- _Your objective_
Please transcribe the data below line for line, starting with the line with "mail-label: メール: [352, 125, 382, 137]" and going on through the line with "special-feature-label: 特集：ダッカ襲撃事件: [383, 370, 523, 386]".

- _Supplied material_
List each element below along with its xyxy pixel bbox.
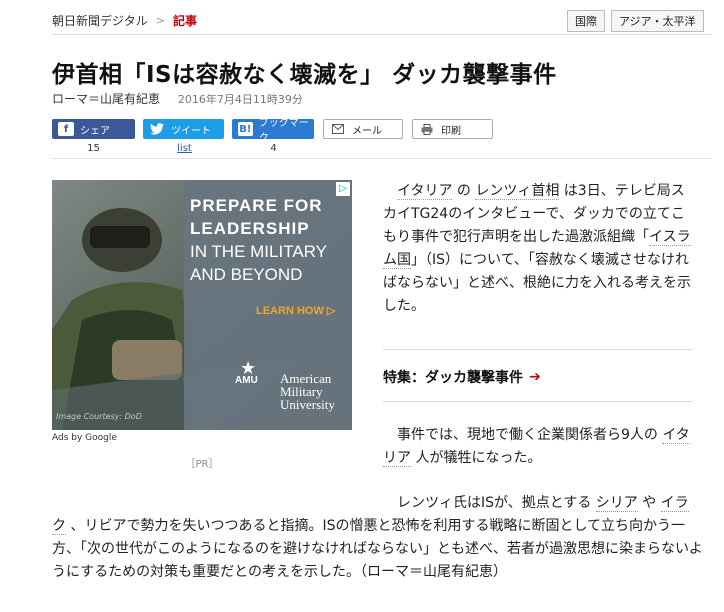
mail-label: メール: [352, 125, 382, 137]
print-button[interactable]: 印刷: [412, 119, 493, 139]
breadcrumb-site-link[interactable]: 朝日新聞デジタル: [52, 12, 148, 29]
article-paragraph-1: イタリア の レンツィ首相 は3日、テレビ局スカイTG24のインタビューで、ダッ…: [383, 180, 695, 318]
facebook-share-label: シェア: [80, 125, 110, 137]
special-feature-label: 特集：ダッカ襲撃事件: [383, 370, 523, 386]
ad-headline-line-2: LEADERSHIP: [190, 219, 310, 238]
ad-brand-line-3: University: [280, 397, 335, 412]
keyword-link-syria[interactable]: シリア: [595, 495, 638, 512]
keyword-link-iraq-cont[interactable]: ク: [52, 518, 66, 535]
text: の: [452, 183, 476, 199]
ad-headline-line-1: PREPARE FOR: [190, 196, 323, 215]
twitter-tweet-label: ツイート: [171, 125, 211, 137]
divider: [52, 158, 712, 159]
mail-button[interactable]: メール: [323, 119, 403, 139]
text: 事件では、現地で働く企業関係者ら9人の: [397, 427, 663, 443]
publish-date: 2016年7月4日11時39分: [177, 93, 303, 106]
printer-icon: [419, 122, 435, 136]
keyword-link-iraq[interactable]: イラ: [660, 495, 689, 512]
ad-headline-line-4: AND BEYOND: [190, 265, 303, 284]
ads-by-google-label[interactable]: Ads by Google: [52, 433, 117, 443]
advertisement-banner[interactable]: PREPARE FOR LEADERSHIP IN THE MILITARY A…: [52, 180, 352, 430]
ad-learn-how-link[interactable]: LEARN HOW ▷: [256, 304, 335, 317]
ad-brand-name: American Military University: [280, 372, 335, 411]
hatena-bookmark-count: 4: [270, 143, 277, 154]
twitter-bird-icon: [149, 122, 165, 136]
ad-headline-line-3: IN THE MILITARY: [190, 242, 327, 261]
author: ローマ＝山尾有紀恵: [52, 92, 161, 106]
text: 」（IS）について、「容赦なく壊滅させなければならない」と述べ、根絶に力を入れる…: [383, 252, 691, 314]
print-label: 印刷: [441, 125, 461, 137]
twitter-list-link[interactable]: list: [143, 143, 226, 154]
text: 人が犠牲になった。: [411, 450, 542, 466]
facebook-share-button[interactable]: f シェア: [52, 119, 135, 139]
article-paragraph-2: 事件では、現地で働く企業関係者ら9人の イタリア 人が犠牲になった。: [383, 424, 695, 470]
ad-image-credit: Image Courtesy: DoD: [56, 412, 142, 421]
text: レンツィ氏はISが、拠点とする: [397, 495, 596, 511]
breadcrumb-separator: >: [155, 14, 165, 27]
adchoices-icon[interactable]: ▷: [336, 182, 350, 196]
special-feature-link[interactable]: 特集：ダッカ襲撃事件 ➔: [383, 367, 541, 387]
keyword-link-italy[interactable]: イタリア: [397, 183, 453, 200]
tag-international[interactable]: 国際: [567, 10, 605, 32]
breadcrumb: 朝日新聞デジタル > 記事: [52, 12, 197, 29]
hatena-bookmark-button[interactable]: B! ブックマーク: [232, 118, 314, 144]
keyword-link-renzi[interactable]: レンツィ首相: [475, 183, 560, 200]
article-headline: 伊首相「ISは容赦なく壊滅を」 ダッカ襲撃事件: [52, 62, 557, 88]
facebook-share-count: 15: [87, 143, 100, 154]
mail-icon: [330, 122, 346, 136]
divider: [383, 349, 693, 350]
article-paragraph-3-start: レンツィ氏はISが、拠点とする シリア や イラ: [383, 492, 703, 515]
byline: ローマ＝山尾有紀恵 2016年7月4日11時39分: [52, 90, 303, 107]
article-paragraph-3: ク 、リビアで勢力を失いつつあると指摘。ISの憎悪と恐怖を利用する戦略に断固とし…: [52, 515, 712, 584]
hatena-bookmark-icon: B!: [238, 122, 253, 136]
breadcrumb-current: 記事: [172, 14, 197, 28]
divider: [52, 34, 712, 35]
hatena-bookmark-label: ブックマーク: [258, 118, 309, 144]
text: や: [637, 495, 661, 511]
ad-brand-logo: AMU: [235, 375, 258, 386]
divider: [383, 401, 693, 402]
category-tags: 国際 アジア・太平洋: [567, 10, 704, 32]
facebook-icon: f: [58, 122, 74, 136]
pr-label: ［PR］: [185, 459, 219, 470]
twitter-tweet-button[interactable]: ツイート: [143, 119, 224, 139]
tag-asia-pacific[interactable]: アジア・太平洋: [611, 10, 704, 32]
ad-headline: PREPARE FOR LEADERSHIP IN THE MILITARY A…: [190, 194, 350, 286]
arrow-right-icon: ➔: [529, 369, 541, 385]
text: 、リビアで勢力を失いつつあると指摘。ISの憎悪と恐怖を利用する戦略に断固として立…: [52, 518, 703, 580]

- _Output of the exercise_
mail-label: メール: [352, 125, 382, 137]
print-button[interactable]: 印刷: [412, 119, 493, 139]
breadcrumb-site-link[interactable]: 朝日新聞デジタル: [52, 12, 148, 29]
article-paragraph-1: イタリア の レンツィ首相 は3日、テレビ局スカイTG24のインタビューで、ダッ…: [383, 180, 695, 318]
facebook-share-label: シェア: [80, 125, 110, 137]
special-feature-label: 特集：ダッカ襲撃事件: [383, 370, 523, 386]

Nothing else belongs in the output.